— Begin Record excerpts —
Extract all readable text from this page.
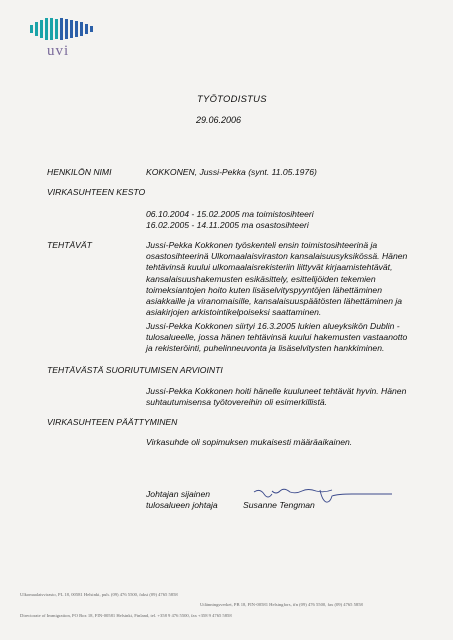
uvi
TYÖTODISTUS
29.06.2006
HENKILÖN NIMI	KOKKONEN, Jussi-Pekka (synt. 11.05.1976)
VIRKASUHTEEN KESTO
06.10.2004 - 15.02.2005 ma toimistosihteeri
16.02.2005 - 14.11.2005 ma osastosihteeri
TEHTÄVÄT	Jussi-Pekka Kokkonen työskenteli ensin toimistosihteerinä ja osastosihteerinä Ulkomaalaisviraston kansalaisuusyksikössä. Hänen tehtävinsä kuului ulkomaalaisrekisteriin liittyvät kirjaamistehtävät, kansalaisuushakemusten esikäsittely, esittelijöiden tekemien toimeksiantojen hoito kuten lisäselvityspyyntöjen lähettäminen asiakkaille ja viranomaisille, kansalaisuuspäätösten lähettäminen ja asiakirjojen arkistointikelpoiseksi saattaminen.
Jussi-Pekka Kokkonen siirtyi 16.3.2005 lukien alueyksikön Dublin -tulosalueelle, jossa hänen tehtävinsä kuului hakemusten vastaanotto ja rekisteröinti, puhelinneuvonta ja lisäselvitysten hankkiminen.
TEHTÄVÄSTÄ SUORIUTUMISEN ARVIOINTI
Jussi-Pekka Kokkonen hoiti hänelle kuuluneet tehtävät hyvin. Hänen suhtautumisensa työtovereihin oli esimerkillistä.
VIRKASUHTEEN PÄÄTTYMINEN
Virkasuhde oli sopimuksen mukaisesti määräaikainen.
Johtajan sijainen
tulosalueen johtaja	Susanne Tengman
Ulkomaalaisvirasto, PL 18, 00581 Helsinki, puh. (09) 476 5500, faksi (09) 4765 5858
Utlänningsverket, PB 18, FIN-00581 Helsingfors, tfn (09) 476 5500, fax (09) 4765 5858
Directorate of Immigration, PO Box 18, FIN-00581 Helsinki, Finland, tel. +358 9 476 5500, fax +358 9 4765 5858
— End Record excerpts —
- [Exercise objective]
Count every line in the data that contains the word "VIRKASUHTEEN", then give that count and nothing else.

- [Answer]
2